## START EXTRACTED RECORDS

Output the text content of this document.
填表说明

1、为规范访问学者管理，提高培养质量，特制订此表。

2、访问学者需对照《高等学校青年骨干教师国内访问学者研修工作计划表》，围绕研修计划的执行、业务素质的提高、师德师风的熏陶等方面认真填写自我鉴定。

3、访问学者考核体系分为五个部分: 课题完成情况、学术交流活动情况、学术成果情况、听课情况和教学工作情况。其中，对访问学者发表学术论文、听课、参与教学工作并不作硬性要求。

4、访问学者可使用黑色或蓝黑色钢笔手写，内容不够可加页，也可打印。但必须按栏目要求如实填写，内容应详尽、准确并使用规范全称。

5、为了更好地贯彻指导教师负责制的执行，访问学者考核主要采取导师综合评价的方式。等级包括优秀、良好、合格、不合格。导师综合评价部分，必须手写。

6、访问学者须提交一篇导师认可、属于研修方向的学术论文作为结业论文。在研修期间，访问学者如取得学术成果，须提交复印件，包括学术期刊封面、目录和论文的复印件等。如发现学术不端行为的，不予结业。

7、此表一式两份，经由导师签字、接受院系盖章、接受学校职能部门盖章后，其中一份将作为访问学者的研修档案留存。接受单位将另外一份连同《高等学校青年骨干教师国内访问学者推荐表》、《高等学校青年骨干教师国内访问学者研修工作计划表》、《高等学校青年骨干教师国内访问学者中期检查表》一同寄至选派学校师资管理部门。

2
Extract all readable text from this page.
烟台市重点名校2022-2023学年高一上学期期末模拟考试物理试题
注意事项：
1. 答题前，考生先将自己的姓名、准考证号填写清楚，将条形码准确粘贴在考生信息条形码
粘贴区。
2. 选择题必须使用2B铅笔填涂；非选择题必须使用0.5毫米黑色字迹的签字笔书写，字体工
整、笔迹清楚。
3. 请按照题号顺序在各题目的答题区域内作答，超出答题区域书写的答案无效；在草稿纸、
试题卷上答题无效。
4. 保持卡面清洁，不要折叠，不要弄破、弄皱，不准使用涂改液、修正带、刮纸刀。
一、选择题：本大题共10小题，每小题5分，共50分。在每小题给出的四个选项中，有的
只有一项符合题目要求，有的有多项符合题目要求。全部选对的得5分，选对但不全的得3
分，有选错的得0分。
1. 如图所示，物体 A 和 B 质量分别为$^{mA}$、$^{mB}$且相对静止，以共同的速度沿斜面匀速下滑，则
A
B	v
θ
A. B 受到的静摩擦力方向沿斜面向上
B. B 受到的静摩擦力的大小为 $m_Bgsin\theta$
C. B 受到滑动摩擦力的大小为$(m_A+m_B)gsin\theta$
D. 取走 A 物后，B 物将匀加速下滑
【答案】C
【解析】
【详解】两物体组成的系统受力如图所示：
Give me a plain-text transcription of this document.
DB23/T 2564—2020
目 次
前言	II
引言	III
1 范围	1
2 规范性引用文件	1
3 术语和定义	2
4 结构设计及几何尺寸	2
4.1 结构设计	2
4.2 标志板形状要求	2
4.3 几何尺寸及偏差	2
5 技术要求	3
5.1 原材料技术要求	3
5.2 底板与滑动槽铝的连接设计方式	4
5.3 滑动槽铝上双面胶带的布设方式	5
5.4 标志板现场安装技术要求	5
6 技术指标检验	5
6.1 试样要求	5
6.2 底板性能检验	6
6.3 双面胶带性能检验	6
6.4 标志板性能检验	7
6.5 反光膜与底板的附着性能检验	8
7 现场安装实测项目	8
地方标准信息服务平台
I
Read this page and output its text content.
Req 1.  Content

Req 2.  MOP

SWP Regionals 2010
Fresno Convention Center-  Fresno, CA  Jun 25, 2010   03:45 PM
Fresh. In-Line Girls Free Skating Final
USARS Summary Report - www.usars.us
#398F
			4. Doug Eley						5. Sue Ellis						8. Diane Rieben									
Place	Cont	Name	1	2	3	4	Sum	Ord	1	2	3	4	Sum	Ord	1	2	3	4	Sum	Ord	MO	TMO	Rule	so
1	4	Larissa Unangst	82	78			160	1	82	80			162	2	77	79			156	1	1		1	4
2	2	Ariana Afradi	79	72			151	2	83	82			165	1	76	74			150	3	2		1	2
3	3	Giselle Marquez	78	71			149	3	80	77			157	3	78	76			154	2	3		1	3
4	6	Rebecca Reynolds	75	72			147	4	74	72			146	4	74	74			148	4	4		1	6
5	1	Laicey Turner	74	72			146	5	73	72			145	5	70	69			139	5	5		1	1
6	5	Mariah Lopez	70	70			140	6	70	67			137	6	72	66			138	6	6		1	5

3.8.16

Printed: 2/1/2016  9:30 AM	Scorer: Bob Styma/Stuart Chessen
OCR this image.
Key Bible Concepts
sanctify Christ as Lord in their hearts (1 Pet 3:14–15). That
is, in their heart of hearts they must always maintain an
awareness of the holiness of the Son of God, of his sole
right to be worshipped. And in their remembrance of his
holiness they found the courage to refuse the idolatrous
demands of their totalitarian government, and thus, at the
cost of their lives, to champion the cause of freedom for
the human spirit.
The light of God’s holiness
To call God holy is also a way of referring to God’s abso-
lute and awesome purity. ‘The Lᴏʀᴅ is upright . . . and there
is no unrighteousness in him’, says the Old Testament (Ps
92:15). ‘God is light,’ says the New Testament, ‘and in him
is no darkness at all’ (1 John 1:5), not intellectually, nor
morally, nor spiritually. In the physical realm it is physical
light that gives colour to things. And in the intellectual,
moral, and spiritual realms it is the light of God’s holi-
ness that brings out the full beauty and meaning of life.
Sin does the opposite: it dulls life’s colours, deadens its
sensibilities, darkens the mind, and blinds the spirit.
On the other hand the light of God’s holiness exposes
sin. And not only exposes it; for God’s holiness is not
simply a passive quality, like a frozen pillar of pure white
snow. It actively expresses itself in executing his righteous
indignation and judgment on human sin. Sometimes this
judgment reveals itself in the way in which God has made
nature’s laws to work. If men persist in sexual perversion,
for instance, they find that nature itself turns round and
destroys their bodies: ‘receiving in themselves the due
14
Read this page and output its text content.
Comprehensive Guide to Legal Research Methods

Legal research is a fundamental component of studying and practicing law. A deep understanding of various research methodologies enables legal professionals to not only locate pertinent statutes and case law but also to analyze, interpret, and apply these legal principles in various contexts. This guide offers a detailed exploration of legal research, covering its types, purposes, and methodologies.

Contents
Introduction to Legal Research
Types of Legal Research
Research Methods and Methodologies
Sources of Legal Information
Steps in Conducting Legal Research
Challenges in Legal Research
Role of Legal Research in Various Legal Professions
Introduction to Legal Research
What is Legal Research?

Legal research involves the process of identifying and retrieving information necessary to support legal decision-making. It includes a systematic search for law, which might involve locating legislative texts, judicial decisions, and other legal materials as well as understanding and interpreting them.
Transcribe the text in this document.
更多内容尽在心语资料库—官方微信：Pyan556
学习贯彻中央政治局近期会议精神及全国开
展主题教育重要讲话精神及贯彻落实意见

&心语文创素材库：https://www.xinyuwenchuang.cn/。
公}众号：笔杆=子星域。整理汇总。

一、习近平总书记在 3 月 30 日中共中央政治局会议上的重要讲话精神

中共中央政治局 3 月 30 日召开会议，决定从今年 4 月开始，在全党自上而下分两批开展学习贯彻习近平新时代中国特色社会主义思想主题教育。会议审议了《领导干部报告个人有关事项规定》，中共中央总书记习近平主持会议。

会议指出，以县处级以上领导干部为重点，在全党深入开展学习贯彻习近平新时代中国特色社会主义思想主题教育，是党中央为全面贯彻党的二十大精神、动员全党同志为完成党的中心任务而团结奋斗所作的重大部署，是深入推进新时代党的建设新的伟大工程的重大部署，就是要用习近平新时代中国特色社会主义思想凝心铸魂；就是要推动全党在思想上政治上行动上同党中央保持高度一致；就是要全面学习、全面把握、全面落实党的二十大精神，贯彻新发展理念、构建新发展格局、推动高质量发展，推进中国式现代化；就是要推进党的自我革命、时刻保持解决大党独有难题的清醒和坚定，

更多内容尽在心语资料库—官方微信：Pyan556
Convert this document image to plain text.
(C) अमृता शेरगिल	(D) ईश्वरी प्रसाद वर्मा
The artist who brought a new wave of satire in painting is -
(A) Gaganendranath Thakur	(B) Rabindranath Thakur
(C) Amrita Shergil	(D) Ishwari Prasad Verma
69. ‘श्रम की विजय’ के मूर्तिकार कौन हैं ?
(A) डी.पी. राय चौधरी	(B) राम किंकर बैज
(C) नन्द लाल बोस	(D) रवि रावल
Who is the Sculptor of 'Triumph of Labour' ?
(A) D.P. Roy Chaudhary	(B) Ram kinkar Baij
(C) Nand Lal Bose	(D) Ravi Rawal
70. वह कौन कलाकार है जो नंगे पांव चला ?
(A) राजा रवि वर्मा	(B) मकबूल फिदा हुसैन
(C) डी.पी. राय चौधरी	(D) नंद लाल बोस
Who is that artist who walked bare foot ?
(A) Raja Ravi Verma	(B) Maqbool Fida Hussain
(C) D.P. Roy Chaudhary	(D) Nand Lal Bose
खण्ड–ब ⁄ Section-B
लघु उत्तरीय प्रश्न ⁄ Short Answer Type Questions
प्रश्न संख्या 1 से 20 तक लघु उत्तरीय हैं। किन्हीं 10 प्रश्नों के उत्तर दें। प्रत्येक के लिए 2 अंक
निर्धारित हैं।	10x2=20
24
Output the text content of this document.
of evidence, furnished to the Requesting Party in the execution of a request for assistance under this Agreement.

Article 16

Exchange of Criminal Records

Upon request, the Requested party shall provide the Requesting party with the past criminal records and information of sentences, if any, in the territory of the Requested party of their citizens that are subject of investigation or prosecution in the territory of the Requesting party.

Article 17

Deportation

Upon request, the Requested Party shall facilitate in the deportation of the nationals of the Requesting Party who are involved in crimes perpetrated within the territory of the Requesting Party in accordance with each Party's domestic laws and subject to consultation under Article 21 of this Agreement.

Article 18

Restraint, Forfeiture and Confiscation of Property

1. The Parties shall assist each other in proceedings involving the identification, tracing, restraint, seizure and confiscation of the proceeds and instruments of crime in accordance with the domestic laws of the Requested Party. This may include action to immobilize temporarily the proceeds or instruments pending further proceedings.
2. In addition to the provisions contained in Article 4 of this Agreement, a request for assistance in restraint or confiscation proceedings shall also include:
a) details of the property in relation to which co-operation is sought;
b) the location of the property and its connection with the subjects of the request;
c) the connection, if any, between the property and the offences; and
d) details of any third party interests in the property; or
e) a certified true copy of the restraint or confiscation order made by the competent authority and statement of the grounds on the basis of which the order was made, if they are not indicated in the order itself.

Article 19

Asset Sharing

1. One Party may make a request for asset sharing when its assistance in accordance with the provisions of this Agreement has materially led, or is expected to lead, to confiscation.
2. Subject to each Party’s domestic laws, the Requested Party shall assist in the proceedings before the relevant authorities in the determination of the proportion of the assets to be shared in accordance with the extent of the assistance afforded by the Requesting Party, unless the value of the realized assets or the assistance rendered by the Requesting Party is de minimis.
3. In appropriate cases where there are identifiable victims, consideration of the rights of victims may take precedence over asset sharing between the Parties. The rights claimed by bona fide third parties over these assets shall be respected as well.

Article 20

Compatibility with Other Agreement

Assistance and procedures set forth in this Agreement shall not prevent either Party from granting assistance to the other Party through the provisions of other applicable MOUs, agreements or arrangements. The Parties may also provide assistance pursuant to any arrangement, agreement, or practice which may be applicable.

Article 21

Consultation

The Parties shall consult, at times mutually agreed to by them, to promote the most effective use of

## END EXTRACTED RECORDS

* WHAT YOU NEED TO DO *
Look through the entries and return every line where "Verma" appears.

* EXERCISE RESULT *
(C) Amrita Shergil	(D) Ishwari Prasad Verma
(A) Raja Ravi Verma	(B) Maqbool Fida Hussain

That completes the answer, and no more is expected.